# INSTRUCTIONS FOR THE TASK:
Find the word "title" in the data. Return every line where it appears.

++++ INPUT FOR THIS TASK ++++

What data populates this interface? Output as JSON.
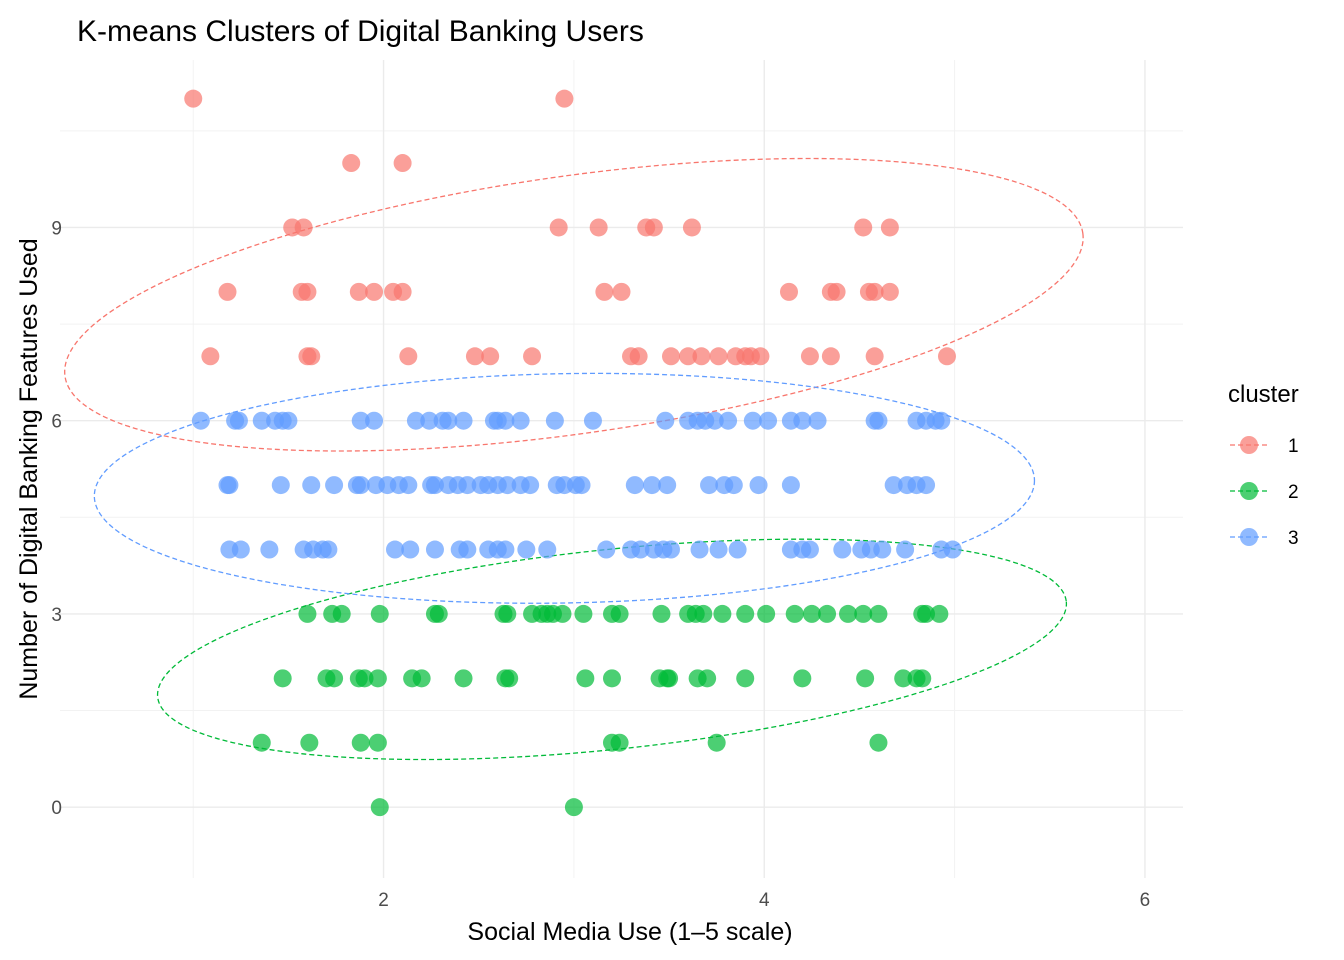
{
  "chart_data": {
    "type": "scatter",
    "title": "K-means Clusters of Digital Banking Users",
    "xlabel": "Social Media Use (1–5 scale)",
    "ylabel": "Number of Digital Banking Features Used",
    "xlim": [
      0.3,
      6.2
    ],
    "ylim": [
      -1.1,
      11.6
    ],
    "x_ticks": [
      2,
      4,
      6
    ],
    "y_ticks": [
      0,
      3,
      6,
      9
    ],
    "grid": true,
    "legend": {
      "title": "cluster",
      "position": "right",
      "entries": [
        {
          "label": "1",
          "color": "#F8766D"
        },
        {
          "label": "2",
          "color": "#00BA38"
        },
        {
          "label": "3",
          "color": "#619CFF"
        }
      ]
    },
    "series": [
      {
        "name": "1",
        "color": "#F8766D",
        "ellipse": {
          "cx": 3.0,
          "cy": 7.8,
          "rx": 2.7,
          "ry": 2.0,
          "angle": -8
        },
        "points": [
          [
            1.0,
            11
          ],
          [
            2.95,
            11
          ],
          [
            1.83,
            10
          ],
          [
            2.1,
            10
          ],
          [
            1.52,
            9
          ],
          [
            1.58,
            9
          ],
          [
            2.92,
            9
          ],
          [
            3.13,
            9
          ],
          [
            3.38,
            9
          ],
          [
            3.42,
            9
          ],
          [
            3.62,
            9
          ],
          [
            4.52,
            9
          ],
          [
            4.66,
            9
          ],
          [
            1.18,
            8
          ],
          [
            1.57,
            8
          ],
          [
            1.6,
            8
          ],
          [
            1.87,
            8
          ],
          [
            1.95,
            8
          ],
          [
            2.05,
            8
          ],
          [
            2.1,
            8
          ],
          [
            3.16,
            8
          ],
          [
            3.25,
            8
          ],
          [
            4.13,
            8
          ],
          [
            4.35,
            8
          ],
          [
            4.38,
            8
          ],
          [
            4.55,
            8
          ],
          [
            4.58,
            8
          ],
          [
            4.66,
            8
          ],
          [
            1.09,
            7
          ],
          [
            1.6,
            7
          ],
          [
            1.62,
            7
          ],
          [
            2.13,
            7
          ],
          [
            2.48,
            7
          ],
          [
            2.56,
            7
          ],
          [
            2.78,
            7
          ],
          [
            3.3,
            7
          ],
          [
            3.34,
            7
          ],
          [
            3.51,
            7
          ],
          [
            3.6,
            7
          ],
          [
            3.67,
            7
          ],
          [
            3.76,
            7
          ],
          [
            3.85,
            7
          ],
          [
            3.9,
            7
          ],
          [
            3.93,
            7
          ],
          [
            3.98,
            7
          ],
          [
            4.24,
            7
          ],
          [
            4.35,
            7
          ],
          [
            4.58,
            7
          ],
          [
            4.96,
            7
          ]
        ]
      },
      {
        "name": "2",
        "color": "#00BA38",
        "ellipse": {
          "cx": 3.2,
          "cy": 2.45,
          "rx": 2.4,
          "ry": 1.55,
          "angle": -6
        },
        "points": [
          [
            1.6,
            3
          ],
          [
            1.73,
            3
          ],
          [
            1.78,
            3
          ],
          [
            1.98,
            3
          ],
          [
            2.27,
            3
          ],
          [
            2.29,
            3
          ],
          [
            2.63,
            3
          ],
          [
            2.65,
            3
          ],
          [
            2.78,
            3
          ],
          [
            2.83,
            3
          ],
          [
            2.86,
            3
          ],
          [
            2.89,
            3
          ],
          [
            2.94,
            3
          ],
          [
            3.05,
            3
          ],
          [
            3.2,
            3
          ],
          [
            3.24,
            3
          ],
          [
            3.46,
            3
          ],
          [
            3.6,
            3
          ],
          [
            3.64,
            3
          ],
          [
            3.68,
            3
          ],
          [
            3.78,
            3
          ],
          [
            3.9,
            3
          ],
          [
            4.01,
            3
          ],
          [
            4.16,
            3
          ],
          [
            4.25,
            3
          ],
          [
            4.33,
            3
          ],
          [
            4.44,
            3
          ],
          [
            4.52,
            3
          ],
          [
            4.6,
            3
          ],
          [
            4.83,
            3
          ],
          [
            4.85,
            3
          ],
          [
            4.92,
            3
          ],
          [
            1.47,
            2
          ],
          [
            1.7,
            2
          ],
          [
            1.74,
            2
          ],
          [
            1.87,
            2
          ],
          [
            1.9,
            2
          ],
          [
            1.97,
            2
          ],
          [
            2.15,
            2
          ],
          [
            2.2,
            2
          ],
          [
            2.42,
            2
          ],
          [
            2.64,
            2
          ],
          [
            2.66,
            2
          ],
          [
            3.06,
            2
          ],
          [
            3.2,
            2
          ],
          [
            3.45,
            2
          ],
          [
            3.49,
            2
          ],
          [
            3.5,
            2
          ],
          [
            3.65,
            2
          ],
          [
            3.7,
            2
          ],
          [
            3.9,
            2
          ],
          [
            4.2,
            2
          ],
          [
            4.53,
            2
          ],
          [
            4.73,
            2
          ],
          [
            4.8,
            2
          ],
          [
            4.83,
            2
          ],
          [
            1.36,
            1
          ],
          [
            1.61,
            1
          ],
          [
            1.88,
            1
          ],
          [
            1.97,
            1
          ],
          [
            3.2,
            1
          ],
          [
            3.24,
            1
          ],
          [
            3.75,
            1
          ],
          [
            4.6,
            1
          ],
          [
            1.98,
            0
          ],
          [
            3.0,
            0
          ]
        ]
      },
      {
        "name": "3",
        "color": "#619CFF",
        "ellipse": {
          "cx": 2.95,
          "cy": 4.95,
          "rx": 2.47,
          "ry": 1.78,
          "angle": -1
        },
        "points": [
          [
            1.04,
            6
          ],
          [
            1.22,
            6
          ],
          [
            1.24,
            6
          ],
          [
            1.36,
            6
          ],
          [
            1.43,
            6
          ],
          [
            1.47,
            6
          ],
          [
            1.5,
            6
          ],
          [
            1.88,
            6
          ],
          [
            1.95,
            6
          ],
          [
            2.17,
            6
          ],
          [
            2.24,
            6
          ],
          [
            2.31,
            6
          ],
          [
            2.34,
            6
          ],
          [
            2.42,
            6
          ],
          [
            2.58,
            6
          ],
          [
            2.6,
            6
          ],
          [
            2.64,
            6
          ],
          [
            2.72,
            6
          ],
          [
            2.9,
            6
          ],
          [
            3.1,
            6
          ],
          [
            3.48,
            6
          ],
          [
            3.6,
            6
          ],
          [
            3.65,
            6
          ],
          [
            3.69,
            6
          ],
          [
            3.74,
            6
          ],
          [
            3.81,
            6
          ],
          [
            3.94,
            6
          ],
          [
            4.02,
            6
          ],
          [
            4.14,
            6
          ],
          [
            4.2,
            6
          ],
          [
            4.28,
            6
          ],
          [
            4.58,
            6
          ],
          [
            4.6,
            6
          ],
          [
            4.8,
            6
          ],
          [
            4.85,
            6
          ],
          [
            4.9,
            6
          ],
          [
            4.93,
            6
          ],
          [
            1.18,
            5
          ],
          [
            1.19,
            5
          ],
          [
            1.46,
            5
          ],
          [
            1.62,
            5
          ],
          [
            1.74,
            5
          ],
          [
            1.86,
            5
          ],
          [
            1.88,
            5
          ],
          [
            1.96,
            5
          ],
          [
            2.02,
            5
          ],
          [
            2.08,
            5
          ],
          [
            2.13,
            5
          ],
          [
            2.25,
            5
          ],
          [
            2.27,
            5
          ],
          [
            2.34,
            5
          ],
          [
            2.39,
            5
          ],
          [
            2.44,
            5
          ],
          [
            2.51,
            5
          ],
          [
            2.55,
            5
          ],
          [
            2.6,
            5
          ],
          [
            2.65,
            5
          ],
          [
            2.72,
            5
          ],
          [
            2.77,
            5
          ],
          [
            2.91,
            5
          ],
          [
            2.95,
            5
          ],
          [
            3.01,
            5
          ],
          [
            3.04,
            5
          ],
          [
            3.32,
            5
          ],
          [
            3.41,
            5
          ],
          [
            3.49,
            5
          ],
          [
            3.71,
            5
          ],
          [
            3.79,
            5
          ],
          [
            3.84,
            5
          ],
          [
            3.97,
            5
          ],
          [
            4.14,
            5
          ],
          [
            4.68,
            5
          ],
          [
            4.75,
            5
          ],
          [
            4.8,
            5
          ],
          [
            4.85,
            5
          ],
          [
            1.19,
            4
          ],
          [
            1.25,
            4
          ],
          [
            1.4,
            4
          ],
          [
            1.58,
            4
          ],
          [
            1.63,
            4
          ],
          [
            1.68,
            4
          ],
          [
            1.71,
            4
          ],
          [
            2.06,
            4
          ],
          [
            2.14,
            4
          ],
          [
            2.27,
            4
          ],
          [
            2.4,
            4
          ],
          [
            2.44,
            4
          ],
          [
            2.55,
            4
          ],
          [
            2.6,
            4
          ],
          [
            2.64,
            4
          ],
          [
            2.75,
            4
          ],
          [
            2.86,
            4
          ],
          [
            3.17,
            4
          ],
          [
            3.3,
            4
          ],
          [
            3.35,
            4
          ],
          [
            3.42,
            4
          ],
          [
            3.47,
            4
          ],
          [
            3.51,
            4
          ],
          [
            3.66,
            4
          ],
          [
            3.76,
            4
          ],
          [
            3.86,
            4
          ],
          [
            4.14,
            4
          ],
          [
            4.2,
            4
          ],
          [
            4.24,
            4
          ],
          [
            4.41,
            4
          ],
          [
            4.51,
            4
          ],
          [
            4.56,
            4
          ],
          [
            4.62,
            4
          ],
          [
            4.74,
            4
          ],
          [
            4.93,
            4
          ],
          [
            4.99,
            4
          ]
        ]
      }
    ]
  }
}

++++

# COMPLETE OUTPUT:
    "title": "K-means Clusters of Digital Banking Users",
      "title": "cluster",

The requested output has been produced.